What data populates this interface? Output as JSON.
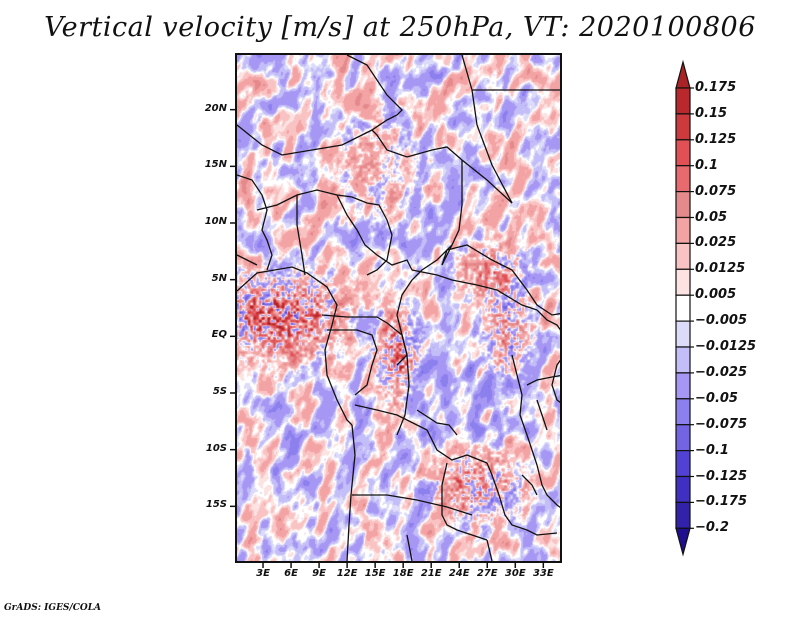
{
  "title": "Vertical velocity [m/s] at 250hPa, VT: 2020100806",
  "footer": "GrADS: IGES/COLA",
  "chart_data": {
    "type": "heatmap",
    "title": "Vertical velocity [m/s] at 250hPa, VT: 2020100806",
    "variable": "Vertical velocity",
    "units": "m/s",
    "level": "250hPa",
    "valid_time": "2020100806",
    "xlabel": "",
    "ylabel": "",
    "x_range": [
      0,
      35
    ],
    "y_range": [
      -20,
      25
    ],
    "x_ticks": [
      {
        "value": 3,
        "label": "3E"
      },
      {
        "value": 6,
        "label": "6E"
      },
      {
        "value": 9,
        "label": "9E"
      },
      {
        "value": 12,
        "label": "12E"
      },
      {
        "value": 15,
        "label": "15E"
      },
      {
        "value": 18,
        "label": "18E"
      },
      {
        "value": 21,
        "label": "21E"
      },
      {
        "value": 24,
        "label": "24E"
      },
      {
        "value": 27,
        "label": "27E"
      },
      {
        "value": 30,
        "label": "30E"
      },
      {
        "value": 33,
        "label": "33E"
      }
    ],
    "y_ticks": [
      {
        "value": 20,
        "label": "20N"
      },
      {
        "value": 15,
        "label": "15N"
      },
      {
        "value": 10,
        "label": "10N"
      },
      {
        "value": 5,
        "label": "5N"
      },
      {
        "value": 0,
        "label": "EQ"
      },
      {
        "value": -5,
        "label": "5S"
      },
      {
        "value": -10,
        "label": "10S"
      },
      {
        "value": -15,
        "label": "15S"
      }
    ],
    "colorbar": {
      "orientation": "vertical",
      "extend": "both",
      "labels": [
        "0.175",
        "0.15",
        "0.125",
        "0.1",
        "0.075",
        "0.05",
        "0.025",
        "0.0125",
        "0.005",
        "-0.005",
        "-0.0125",
        "-0.025",
        "-0.05",
        "-0.075",
        "-0.1",
        "-0.125",
        "-0.175",
        "-0.2"
      ],
      "levels": [
        0.175,
        0.15,
        0.125,
        0.1,
        0.075,
        0.05,
        0.025,
        0.0125,
        0.005,
        -0.005,
        -0.0125,
        -0.025,
        -0.05,
        -0.075,
        -0.1,
        -0.125,
        -0.175,
        -0.2
      ],
      "colors": [
        "#b2262a",
        "#c03236",
        "#d84448",
        "#e6585c",
        "#e87478",
        "#e8999b",
        "#f7aaab",
        "#fbc8c8",
        "#fde3e3",
        "#ffffff",
        "#dcdcfa",
        "#c2bcf8",
        "#a89cf6",
        "#8a7ef0",
        "#6e60e0",
        "#4f40d4",
        "#3c2cc0",
        "#2f20a8",
        "#22109a"
      ],
      "over_color": "#a82226",
      "under_color": "#200e90"
    },
    "grid": false,
    "features": [
      "country borders",
      "coastlines"
    ],
    "notable_regions": [
      {
        "description": "strong upward motion cluster",
        "lon_range": [
          0,
          9
        ],
        "lat_range": [
          0,
          5
        ]
      },
      {
        "description": "upward motion band",
        "lon_range": [
          17,
          19
        ],
        "lat_range": [
          -2,
          3
        ]
      },
      {
        "description": "upward motion cluster",
        "lon_range": [
          23,
          27
        ],
        "lat_range": [
          -16,
          -13
        ]
      }
    ]
  }
}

#####

Set exercise :: Print each record exactly as it stands, leaving the images out.

Result ::
What data populates this interface? Output as JSON.
{
  "title": "Vertical velocity [m/s] at 250hPa, VT: 2020100806",
  "footer": "GrADS: IGES/COLA",
  "chart_data": {
    "type": "heatmap",
    "title": "Vertical velocity [m/s] at 250hPa, VT: 2020100806",
    "variable": "Vertical velocity",
    "units": "m/s",
    "level": "250hPa",
    "valid_time": "2020100806",
    "xlabel": "",
    "ylabel": "",
    "x_range": [
      0,
      35
    ],
    "y_range": [
      -20,
      25
    ],
    "x_ticks": [
      {
        "value": 3,
        "label": "3E"
      },
      {
        "value": 6,
        "label": "6E"
      },
      {
        "value": 9,
        "label": "9E"
      },
      {
        "value": 12,
        "label": "12E"
      },
      {
        "value": 15,
        "label": "15E"
      },
      {
        "value": 18,
        "label": "18E"
      },
      {
        "value": 21,
        "label": "21E"
      },
      {
        "value": 24,
        "label": "24E"
      },
      {
        "value": 27,
        "label": "27E"
      },
      {
        "value": 30,
        "label": "30E"
      },
      {
        "value": 33,
        "label": "33E"
      }
    ],
    "y_ticks": [
      {
        "value": 20,
        "label": "20N"
      },
      {
        "value": 15,
        "label": "15N"
      },
      {
        "value": 10,
        "label": "10N"
      },
      {
        "value": 5,
        "label": "5N"
      },
      {
        "value": 0,
        "label": "EQ"
      },
      {
        "value": -5,
        "label": "5S"
      },
      {
        "value": -10,
        "label": "10S"
      },
      {
        "value": -15,
        "label": "15S"
      }
    ],
    "colorbar": {
      "orientation": "vertical",
      "extend": "both",
      "labels": [
        "0.175",
        "0.15",
        "0.125",
        "0.1",
        "0.075",
        "0.05",
        "0.025",
        "0.0125",
        "0.005",
        "-0.005",
        "-0.0125",
        "-0.025",
        "-0.05",
        "-0.075",
        "-0.1",
        "-0.125",
        "-0.175",
        "-0.2"
      ],
      "levels": [
        0.175,
        0.15,
        0.125,
        0.1,
        0.075,
        0.05,
        0.025,
        0.0125,
        0.005,
        -0.005,
        -0.0125,
        -0.025,
        -0.05,
        -0.075,
        -0.1,
        -0.125,
        -0.175,
        -0.2
      ],
      "colors": [
        "#b2262a",
        "#c03236",
        "#d84448",
        "#e6585c",
        "#e87478",
        "#e8999b",
        "#f7aaab",
        "#fbc8c8",
        "#fde3e3",
        "#ffffff",
        "#dcdcfa",
        "#c2bcf8",
        "#a89cf6",
        "#8a7ef0",
        "#6e60e0",
        "#4f40d4",
        "#3c2cc0",
        "#2f20a8",
        "#22109a"
      ],
      "over_color": "#a82226",
      "under_color": "#200e90"
    },
    "grid": false,
    "features": [
      "country borders",
      "coastlines"
    ],
    "notable_regions": [
      {
        "description": "strong upward motion cluster",
        "lon_range": [
          0,
          9
        ],
        "lat_range": [
          0,
          5
        ]
      },
      {
        "description": "upward motion band",
        "lon_range": [
          17,
          19
        ],
        "lat_range": [
          -2,
          3
        ]
      },
      {
        "description": "upward motion cluster",
        "lon_range": [
          23,
          27
        ],
        "lat_range": [
          -16,
          -13
        ]
      }
    ]
  }
}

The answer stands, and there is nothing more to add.